── Record extracts

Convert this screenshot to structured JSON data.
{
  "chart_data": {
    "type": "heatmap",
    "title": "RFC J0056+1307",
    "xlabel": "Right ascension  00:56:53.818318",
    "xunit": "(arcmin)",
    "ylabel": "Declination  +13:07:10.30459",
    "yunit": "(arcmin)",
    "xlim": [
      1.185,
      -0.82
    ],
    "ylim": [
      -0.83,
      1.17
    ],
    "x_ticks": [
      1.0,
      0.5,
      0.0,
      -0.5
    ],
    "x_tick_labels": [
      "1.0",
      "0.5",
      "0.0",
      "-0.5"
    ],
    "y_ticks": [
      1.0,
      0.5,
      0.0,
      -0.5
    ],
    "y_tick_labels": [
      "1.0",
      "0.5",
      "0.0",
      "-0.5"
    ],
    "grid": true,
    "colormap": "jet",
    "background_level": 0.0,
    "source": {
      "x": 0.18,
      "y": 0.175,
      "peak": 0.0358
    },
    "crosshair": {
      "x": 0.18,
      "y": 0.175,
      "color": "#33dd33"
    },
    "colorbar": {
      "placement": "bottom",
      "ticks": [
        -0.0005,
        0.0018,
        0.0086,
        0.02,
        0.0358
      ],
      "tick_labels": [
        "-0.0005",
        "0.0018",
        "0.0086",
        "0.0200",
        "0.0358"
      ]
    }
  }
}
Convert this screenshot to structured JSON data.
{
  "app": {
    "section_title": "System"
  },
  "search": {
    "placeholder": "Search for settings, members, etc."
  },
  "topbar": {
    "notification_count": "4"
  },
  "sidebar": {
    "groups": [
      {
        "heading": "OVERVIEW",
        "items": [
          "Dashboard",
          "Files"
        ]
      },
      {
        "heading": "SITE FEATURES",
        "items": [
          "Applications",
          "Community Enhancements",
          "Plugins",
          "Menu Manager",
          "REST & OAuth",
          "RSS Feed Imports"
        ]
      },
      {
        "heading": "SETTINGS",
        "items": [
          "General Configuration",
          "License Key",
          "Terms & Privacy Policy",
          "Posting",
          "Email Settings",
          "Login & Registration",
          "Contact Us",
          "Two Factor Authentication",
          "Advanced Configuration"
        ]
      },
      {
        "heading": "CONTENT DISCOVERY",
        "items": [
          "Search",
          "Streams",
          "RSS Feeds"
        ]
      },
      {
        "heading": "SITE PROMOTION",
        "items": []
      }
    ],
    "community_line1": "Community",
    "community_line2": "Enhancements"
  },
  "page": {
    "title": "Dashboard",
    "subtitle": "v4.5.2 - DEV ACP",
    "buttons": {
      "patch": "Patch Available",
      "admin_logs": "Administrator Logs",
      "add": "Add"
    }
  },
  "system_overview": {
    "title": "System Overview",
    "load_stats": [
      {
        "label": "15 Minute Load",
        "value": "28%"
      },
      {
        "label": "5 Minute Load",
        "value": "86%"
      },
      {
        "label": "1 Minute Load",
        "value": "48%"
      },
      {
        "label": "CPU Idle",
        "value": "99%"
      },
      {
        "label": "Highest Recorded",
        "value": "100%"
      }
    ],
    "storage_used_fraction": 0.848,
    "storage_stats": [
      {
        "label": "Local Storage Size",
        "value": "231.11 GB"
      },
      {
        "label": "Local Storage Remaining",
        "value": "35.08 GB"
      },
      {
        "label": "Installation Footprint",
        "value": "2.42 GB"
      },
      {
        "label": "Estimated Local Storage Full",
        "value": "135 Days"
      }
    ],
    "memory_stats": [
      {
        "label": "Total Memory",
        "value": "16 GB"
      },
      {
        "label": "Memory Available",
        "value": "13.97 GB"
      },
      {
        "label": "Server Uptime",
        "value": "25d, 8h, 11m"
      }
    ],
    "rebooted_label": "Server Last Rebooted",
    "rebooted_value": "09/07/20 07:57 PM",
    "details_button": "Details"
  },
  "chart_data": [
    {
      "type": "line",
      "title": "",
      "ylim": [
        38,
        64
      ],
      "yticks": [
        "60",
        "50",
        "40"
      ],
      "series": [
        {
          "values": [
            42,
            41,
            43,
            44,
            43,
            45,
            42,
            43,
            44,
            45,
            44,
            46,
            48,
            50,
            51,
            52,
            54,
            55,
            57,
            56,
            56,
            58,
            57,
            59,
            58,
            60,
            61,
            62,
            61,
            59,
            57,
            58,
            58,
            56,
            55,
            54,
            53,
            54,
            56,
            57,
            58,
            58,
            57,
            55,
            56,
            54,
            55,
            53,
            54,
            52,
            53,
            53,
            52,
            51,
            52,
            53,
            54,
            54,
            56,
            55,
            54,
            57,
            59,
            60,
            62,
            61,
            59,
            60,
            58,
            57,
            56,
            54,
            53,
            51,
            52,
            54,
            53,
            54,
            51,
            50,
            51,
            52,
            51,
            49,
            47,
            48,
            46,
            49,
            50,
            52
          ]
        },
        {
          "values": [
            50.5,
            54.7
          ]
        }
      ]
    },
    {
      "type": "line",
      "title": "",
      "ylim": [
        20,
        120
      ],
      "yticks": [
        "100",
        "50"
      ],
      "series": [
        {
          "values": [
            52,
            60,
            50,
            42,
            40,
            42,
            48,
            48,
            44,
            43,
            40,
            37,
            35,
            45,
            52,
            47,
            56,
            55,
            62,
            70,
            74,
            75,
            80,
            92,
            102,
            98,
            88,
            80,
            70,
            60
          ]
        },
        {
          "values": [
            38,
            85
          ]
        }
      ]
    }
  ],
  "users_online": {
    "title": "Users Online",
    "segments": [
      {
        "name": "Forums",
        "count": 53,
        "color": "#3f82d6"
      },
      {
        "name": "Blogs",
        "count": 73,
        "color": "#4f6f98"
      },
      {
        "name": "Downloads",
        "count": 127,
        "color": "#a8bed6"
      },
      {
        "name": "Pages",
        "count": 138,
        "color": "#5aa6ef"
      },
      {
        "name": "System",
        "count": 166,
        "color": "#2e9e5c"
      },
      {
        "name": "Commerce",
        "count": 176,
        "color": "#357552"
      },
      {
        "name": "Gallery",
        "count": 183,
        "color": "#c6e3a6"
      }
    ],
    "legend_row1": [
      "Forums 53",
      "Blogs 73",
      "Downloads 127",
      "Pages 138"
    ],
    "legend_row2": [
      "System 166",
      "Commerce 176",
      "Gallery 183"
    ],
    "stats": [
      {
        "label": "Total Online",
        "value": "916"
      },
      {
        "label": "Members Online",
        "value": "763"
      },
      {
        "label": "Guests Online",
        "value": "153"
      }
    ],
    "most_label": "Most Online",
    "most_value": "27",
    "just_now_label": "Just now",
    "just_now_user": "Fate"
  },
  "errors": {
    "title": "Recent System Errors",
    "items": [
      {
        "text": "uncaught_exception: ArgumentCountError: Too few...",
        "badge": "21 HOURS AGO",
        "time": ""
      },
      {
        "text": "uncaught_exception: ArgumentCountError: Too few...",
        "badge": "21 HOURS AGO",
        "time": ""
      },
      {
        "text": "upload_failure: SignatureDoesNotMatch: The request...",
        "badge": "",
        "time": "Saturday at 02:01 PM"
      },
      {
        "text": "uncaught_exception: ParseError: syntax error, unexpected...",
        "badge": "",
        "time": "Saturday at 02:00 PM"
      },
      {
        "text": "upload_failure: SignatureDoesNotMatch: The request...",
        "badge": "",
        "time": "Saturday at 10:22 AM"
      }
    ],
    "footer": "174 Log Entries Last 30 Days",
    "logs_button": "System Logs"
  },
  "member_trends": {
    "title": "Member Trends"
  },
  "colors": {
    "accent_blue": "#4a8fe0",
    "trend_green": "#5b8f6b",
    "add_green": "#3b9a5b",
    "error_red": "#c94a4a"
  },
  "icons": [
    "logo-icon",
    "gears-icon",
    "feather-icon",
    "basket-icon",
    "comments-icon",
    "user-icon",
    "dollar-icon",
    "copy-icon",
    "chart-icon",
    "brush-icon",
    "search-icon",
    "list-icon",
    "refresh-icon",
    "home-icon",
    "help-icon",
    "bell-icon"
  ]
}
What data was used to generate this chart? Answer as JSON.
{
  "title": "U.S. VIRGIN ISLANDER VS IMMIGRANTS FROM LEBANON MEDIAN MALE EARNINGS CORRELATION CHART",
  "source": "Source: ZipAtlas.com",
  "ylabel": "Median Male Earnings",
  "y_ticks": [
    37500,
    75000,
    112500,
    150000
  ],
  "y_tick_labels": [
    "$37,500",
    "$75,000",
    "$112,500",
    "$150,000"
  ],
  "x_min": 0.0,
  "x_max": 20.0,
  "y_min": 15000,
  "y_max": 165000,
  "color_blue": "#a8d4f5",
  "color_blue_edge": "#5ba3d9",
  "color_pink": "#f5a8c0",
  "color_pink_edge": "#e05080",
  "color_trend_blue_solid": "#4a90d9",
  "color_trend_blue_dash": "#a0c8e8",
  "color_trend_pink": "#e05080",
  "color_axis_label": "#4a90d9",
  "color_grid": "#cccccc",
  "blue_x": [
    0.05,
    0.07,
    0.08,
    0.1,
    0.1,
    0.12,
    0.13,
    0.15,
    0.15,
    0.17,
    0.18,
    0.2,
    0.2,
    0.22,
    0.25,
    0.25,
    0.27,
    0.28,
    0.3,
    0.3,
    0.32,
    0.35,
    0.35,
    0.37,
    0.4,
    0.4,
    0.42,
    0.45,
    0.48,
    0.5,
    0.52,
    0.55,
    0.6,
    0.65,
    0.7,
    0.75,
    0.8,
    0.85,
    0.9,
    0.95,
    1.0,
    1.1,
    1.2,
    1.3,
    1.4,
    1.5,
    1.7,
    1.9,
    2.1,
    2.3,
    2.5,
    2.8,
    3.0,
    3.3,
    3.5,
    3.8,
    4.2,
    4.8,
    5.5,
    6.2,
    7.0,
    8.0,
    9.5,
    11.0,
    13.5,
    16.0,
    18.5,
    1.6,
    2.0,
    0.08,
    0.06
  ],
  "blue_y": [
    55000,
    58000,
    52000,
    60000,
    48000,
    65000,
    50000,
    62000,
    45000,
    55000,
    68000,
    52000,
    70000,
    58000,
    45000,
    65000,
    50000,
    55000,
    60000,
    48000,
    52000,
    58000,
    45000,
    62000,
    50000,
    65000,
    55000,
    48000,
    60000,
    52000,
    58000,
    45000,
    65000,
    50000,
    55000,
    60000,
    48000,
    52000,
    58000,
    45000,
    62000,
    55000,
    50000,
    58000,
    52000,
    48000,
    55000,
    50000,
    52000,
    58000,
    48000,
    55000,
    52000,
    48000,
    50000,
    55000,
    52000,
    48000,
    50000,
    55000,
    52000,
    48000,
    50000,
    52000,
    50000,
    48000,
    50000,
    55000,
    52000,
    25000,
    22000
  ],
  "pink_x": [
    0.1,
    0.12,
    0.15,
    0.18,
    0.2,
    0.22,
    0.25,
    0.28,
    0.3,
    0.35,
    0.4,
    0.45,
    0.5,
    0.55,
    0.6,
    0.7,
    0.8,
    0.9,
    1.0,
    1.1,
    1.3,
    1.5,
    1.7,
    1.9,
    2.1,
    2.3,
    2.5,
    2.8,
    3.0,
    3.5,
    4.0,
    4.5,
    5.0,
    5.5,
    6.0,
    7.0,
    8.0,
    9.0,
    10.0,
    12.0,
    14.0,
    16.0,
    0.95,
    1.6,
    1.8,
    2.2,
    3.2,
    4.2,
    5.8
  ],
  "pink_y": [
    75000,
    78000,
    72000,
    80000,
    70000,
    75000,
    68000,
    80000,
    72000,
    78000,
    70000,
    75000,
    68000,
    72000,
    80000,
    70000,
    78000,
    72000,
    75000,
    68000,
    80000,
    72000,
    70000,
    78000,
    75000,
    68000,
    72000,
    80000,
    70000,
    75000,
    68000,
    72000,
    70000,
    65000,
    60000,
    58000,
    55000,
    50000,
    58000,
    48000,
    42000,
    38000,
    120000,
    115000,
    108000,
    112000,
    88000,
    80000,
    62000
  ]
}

────

## Requirements
Report each line in the preceding entries that holds the string "Total".

## Task answer
        "label": "Total Memory",
        "label": "Total Online",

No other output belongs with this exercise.